* _Request_: Extract each line of the data below exactly as written.

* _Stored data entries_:
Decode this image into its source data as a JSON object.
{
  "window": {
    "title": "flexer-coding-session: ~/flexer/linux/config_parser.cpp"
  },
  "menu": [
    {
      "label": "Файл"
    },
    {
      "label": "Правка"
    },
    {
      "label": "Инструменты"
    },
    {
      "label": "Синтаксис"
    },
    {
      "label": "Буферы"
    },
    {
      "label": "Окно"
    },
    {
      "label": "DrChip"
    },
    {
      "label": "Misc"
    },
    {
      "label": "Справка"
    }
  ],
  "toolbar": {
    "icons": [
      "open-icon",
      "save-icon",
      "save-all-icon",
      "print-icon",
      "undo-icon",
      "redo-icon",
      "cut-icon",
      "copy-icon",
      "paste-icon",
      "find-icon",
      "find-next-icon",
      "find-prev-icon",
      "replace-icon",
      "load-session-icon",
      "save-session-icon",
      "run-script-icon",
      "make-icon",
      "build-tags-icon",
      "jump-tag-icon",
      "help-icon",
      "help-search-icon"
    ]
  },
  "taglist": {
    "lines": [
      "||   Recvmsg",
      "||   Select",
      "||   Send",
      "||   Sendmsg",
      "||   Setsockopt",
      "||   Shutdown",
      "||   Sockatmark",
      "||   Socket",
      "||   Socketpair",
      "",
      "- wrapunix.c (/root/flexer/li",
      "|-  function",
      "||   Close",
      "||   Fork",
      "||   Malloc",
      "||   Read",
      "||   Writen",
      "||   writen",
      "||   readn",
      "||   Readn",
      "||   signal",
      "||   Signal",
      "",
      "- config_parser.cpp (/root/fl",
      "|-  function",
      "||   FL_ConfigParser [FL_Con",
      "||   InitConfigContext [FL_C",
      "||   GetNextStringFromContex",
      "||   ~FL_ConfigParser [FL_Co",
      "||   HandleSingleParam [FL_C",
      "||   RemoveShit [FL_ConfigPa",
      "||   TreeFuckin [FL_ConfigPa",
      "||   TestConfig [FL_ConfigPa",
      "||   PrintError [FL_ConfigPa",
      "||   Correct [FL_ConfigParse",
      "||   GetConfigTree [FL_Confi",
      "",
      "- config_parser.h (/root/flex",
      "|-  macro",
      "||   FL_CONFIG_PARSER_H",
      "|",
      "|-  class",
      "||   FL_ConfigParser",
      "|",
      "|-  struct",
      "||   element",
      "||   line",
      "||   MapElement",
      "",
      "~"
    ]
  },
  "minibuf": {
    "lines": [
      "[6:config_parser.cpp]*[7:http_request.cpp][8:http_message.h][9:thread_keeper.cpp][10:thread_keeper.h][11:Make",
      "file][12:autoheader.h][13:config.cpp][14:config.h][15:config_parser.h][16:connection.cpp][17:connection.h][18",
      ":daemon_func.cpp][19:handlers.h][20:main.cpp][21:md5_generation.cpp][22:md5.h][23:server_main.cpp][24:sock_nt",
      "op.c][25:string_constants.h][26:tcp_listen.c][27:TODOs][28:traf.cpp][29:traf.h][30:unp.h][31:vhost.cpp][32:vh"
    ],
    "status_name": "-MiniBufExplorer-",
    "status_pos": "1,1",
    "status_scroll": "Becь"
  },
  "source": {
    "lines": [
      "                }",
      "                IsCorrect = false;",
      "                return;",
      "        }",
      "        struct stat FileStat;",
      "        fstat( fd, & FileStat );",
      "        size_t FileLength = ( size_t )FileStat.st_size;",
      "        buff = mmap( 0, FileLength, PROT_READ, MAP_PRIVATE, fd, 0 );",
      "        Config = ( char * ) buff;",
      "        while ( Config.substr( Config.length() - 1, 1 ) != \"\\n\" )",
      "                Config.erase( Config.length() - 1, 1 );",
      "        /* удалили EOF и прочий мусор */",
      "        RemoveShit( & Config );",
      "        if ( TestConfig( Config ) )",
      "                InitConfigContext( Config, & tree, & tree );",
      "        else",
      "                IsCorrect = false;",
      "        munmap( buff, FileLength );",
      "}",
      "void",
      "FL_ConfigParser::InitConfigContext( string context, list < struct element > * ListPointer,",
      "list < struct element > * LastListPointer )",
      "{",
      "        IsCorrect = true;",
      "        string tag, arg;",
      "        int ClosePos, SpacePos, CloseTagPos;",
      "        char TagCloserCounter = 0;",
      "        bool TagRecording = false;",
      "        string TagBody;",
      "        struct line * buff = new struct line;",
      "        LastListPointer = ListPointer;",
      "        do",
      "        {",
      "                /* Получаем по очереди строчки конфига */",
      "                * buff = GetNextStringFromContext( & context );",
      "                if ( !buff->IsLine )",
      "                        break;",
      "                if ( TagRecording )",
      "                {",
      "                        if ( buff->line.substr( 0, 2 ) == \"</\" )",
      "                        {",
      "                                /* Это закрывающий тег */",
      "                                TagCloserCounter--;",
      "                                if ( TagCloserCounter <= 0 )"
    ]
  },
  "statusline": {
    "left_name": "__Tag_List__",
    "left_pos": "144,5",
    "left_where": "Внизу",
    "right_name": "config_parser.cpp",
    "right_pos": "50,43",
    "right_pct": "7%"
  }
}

* _Exercise answer_:
Decode this image into its source data as a JSON object.
{
  "window": {
    "title": "flexer-coding-session: ~/flexer/linux/config_parser.cpp"
  },
  "menu": [
    {
      "label": "Файл"
    },
    {
      "label": "Правка"
    },
    {
      "label": "Инструменты"
    },
    {
      "label": "Синтаксис"
    },
    {
      "label": "Буферы"
    },
    {
      "label": "Окно"
    },
    {
      "label": "DrChip"
    },
    {
      "label": "Misc"
    },
    {
      "label": "Справка"
    }
  ],
  "toolbar": {
    "icons": [
      "open-icon",
      "save-icon",
      "save-all-icon",
      "print-icon",
      "undo-icon",
      "redo-icon",
      "cut-icon",
      "copy-icon",
      "paste-icon",
      "find-icon",
      "find-next-icon",
      "find-prev-icon",
      "replace-icon",
      "load-session-icon",
      "save-session-icon",
      "run-script-icon",
      "make-icon",
      "build-tags-icon",
      "jump-tag-icon",
      "help-icon",
      "help-search-icon"
    ]
  },
  "taglist": {
    "lines": [
      "||   Recvmsg",
      "||   Select",
      "||   Send",
      "||   Sendmsg",
      "||   Setsockopt",
      "||   Shutdown",
      "||   Sockatmark",
      "||   Socket",
      "||   Socketpair",
      "",
      "- wrapunix.c (/root/flexer/li",
      "|-  function",
      "||   Close",
      "||   Fork",
      "||   Malloc",
      "||   Read",
      "||   Writen",
      "||   writen",
      "||   readn",
      "||   Readn",
      "||   signal",
      "||   Signal",
      "",
      "- config_parser.cpp (/root/fl",
      "|-  function",
      "||   FL_ConfigParser [FL_Con",
      "||   InitConfigContext [FL_C",
      "||   GetNextStringFromContex",
      "||   ~FL_ConfigParser [FL_Co",
      "||   HandleSingleParam [FL_C",
      "||   RemoveShit [FL_ConfigPa",
      "||   TreeFuckin [FL_ConfigPa",
      "||   TestConfig [FL_ConfigPa",
      "||   PrintError [FL_ConfigPa",
      "||   Correct [FL_ConfigParse",
      "||   GetConfigTree [FL_Confi",
      "",
      "- config_parser.h (/root/flex",
      "|-  macro",
      "||   FL_CONFIG_PARSER_H",
      "|",
      "|-  class",
      "||   FL_ConfigParser",
      "|",
      "|-  struct",
      "||   element",
      "||   line",
      "||   MapElement",
      "",
      "~"
    ]
  },
  "minibuf": {
    "lines": [
      "[6:config_parser.cpp]*[7:http_request.cpp][8:http_message.h][9:thread_keeper.cpp][10:thread_keeper.h][11:Make",
      "file][12:autoheader.h][13:config.cpp][14:config.h][15:config_parser.h][16:connection.cpp][17:connection.h][18",
      ":daemon_func.cpp][19:handlers.h][20:main.cpp][21:md5_generation.cpp][22:md5.h][23:server_main.cpp][24:sock_nt",
      "op.c][25:string_constants.h][26:tcp_listen.c][27:TODOs][28:traf.cpp][29:traf.h][30:unp.h][31:vhost.cpp][32:vh"
    ],
    "status_name": "-MiniBufExplorer-",
    "status_pos": "1,1",
    "status_scroll": "Becь"
  },
  "source": {
    "lines": [
      "                }",
      "                IsCorrect = false;",
      "                return;",
      "        }",
      "        struct stat FileStat;",
      "        fstat( fd, & FileStat );",
      "        size_t FileLength = ( size_t )FileStat.st_size;",
      "        buff = mmap( 0, FileLength, PROT_READ, MAP_PRIVATE, fd, 0 );",
      "        Config = ( char * ) buff;",
      "        while ( Config.substr( Config.length() - 1, 1 ) != \"\\n\" )",
      "                Config.erase( Config.length() - 1, 1 );",
      "        /* удалили EOF и прочий мусор */",
      "        RemoveShit( & Config );",
      "        if ( TestConfig( Config ) )",
      "                InitConfigContext( Config, & tree, & tree );",
      "        else",
      "                IsCorrect = false;",
      "        munmap( buff, FileLength );",
      "}",
      "void",
      "FL_ConfigParser::InitConfigContext( string context, list < struct element > * ListPointer,",
      "list < struct element > * LastListPointer )",
      "{",
      "        IsCorrect = true;",
      "        string tag, arg;",
      "        int ClosePos, SpacePos, CloseTagPos;",
      "        char TagCloserCounter = 0;",
      "        bool TagRecording = false;",
      "        string TagBody;",
      "        struct line * buff = new struct line;",
      "        LastListPointer = ListPointer;",
      "        do",
      "        {",
      "                /* Получаем по очереди строчки конфига */",
      "                * buff = GetNextStringFromContext( & context );",
      "                if ( !buff->IsLine )",
      "                        break;",
      "                if ( TagRecording )",
      "                {",
      "                        if ( buff->line.substr( 0, 2 ) == \"</\" )",
      "                        {",
      "                                /* Это закрывающий тег */",
      "                                TagCloserCounter--;",
      "                                if ( TagCloserCounter <= 0 )"
    ]
  },
  "statusline": {
    "left_name": "__Tag_List__",
    "left_pos": "144,5",
    "left_where": "Внизу",
    "right_name": "config_parser.cpp",
    "right_pos": "50,43",
    "right_pct": "7%"
  }
}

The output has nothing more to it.